## YOUR OBJECTIVE
Recast the lines from the start of the saved entries through the line containing "menu-item[interactable]: 大杯冰豆乳咖啡 使用日本豆乳※蛋奶素" as a Markdown table with the columns Row and Text, leaving out any blank lines.

Saved entries
※

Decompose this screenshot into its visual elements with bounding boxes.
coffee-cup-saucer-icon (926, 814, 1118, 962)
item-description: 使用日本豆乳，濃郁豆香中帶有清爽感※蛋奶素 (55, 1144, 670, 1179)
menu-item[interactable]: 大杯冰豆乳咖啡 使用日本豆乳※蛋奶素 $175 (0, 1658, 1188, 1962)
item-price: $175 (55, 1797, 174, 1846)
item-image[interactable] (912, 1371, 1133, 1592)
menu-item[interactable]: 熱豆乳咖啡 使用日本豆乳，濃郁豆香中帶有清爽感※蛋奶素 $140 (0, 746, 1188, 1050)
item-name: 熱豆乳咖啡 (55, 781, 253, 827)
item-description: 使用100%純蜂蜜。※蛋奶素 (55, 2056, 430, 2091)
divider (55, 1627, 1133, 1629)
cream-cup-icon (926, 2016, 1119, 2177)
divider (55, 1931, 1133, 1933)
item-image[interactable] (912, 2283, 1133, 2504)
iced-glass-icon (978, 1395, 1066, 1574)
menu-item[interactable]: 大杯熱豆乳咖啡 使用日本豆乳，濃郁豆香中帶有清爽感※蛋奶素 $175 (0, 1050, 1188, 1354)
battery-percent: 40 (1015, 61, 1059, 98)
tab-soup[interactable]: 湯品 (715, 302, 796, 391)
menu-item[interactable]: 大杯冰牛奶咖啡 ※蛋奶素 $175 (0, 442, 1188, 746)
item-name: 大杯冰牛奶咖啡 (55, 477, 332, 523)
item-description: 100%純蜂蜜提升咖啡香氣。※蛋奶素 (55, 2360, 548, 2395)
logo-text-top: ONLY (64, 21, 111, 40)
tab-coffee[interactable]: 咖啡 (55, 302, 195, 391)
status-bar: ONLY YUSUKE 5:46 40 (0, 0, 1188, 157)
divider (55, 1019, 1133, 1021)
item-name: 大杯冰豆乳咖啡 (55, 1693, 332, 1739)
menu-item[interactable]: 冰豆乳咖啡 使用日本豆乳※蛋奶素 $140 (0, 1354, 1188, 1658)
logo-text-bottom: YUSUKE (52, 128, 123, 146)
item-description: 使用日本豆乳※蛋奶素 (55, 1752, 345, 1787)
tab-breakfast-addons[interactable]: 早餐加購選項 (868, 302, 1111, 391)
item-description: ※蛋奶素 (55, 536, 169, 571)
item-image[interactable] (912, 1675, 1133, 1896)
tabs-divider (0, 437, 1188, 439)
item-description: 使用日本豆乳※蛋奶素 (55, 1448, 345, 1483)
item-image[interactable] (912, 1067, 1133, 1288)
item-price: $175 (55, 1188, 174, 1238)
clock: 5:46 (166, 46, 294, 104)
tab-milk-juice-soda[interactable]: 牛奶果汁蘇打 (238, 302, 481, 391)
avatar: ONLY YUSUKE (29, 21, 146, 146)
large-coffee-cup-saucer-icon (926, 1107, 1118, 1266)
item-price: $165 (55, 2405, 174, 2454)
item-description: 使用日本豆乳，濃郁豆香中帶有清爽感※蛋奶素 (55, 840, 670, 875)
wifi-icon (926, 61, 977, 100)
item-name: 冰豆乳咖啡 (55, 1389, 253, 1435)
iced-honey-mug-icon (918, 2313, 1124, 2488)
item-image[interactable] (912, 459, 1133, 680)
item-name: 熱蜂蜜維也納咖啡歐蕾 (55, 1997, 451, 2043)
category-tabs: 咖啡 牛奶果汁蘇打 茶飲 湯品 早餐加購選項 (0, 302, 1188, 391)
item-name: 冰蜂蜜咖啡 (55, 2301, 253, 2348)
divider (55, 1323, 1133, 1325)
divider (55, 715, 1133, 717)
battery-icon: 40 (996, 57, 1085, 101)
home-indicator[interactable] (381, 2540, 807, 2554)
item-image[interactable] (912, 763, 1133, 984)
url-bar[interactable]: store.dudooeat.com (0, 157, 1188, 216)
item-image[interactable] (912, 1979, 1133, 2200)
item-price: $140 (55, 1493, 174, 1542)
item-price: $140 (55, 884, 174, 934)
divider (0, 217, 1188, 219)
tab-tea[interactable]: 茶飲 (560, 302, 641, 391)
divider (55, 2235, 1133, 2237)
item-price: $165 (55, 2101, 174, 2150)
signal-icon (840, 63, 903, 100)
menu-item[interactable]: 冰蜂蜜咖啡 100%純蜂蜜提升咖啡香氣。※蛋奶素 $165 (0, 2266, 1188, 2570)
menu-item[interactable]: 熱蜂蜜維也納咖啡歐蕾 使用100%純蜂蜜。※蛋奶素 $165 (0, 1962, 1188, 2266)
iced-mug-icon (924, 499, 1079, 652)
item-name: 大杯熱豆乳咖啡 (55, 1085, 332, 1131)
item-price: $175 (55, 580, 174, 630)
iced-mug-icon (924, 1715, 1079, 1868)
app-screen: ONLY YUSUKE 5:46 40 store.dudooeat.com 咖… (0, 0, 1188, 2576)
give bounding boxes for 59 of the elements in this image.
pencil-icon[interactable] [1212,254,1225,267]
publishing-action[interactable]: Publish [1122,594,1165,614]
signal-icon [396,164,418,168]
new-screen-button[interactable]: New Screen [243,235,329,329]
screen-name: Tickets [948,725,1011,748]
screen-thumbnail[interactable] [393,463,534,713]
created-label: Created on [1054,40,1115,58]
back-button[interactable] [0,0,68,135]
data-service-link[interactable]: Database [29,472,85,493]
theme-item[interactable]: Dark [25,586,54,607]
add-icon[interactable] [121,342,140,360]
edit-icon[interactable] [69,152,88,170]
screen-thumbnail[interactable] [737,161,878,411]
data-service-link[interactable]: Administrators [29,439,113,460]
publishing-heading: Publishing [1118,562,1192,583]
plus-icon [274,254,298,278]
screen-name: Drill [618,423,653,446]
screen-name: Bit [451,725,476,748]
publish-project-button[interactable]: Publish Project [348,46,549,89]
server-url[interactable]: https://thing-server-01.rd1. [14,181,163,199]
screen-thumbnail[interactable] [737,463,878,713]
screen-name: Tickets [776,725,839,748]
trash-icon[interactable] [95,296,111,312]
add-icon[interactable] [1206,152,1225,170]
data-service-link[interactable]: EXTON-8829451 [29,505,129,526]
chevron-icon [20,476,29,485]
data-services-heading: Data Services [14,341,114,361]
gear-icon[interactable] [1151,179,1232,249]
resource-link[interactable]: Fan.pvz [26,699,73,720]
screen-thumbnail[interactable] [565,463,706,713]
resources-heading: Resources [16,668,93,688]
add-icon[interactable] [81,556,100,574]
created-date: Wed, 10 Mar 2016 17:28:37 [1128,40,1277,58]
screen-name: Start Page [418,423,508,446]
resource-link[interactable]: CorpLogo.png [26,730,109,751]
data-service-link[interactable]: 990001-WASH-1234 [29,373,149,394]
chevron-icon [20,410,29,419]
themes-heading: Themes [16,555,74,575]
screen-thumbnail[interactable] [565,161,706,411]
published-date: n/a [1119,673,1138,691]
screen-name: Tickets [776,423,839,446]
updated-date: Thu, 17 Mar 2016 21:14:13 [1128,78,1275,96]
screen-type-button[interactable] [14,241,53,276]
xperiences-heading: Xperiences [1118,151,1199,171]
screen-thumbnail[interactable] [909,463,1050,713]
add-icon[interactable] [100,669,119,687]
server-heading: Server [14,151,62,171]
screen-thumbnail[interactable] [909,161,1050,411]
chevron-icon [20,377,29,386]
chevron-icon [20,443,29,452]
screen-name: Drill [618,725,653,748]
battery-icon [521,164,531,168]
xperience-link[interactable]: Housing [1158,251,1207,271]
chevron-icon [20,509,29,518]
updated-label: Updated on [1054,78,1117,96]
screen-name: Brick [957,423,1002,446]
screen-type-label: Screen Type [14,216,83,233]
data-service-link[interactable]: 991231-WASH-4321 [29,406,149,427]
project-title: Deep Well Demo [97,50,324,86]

※

## WORKED SOLUTION
| Row | Text |
|---|---|
| 1 | Decompose this screenshot into its visual elements with bounding boxes. |
| 2 | coffee-cup-saucer-icon (926, 814, 1118, 962) |
| 3 | item-description: 使用日本豆乳，濃郁豆香中帶有清爽感※蛋奶素 (55, 1144, 670, 1179) |
| 4 | menu-item[interactable]: 大杯冰豆乳咖啡 使用日本豆乳※蛋奶素 $175 (0, 1658, 1188, 1962) |